═════ Information shown ═════
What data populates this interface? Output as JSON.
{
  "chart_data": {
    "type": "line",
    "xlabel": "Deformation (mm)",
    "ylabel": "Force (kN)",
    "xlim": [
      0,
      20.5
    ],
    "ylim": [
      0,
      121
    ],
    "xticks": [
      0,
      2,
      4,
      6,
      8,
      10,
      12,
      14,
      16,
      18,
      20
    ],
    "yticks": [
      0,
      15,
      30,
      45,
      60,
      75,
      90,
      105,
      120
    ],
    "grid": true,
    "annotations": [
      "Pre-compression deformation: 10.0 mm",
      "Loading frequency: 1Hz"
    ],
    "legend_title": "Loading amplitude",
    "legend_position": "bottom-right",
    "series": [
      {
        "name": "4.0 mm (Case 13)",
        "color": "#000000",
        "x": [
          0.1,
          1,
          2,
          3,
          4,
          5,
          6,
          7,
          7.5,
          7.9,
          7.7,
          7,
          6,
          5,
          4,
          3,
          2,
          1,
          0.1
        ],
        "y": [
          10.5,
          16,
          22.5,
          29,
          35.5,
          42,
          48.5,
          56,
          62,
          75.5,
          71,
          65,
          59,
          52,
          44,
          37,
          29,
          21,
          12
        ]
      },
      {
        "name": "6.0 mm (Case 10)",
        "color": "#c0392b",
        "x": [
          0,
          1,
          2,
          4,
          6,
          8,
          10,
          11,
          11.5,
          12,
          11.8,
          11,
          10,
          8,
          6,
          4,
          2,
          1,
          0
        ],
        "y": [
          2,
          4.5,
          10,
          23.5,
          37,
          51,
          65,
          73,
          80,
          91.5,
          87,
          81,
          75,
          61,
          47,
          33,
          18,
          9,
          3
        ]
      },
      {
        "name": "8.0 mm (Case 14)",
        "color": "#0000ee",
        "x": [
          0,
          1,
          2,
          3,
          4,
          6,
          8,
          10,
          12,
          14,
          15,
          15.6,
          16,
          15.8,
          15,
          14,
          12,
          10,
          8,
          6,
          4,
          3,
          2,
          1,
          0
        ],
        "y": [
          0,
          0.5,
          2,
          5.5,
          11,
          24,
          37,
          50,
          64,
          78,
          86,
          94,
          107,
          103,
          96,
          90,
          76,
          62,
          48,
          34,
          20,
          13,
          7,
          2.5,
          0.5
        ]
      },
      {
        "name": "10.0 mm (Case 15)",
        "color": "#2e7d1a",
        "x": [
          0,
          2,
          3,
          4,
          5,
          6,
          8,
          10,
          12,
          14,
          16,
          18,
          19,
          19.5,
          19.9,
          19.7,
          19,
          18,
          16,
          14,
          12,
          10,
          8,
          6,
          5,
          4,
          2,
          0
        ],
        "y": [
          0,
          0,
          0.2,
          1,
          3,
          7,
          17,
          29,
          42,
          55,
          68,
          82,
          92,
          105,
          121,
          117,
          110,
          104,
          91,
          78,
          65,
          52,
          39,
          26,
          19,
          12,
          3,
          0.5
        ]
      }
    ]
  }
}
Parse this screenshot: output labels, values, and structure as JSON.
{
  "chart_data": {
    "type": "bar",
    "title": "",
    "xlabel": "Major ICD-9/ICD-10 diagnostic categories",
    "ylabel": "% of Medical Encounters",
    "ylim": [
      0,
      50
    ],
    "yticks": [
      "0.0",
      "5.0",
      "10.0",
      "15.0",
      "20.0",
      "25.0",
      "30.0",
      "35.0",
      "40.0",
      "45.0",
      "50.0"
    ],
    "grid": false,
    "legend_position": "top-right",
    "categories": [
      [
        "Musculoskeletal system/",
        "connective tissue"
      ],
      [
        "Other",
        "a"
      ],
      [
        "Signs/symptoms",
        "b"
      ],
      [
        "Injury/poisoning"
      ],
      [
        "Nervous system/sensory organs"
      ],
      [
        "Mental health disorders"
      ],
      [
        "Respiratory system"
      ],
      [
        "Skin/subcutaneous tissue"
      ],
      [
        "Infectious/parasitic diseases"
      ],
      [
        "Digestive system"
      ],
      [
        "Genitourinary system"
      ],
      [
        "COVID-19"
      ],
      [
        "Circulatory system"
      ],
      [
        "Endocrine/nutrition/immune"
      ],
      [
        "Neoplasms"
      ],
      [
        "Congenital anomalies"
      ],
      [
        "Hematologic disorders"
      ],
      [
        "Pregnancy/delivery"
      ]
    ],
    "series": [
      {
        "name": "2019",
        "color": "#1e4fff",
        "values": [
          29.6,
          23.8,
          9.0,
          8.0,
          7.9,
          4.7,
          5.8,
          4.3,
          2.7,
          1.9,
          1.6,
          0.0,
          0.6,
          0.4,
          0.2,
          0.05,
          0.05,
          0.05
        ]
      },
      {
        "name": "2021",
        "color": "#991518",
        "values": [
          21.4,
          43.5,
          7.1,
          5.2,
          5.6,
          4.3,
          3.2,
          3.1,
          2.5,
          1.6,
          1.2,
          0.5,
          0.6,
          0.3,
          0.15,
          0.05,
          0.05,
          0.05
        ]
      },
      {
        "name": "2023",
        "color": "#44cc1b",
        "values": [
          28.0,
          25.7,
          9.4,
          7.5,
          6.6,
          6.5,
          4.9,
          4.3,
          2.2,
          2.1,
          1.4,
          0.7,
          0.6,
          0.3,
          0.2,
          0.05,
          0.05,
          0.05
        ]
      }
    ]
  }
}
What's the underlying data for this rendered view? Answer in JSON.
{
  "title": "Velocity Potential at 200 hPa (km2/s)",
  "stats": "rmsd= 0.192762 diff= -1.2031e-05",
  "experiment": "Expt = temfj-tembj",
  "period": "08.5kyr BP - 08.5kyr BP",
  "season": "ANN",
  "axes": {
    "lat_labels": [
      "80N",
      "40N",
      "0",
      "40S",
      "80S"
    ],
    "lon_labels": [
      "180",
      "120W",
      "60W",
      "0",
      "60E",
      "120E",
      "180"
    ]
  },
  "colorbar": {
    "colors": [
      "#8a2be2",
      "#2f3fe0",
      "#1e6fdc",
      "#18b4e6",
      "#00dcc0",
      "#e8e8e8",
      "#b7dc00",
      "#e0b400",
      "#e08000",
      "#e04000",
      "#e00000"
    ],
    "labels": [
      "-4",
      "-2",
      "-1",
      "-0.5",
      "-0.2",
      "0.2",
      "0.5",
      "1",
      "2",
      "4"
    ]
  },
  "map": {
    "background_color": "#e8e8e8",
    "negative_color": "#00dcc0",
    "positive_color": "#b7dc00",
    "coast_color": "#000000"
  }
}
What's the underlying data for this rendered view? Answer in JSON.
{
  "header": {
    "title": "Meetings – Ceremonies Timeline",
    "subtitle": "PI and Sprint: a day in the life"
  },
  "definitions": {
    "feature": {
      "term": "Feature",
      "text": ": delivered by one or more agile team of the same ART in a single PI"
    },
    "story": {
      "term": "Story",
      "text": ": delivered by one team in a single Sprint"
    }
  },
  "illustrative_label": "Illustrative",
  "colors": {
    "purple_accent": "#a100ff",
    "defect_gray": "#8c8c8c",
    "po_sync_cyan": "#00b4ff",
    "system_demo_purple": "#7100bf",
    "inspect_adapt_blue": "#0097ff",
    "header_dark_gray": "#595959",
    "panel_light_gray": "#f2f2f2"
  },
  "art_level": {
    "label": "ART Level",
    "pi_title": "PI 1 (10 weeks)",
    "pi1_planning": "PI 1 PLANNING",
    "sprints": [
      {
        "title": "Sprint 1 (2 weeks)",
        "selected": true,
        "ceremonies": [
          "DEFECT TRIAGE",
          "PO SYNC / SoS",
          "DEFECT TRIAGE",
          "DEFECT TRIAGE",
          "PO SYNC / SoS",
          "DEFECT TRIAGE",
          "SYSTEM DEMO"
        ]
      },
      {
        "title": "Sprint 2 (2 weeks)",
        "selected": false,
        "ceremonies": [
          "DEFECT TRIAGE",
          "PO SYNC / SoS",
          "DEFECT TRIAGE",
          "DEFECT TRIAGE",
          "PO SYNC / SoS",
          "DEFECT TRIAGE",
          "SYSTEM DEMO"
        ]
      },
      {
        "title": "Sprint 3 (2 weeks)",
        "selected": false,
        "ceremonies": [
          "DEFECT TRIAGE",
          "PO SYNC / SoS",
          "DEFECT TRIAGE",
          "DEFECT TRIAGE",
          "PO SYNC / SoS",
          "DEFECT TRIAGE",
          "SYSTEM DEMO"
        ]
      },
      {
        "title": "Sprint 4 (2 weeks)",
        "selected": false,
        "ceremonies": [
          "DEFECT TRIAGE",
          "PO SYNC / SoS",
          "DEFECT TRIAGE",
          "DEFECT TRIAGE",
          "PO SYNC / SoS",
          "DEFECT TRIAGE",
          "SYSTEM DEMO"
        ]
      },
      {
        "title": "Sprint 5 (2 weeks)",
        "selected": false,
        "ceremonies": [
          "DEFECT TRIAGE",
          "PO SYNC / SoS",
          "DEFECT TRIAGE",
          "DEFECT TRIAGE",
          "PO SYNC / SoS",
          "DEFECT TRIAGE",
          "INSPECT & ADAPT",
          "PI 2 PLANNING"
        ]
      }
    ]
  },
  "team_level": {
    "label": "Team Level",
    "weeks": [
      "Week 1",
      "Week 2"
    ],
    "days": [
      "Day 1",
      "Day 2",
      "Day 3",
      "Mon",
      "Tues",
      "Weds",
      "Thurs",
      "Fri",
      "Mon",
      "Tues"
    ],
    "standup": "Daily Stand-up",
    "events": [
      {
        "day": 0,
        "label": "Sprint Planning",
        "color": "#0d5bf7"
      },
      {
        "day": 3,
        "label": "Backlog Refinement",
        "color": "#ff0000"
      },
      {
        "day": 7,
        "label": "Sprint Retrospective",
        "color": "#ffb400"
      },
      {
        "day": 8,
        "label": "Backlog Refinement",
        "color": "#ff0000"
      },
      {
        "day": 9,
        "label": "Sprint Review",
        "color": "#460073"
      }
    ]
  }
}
═════
Required work:
Go through the listing above and locate each line that holds the word "ylabel". Copy those lines.

Written answer:
    "ylabel": "Force (kN)",
    "ylabel": "% of Medical Encounters",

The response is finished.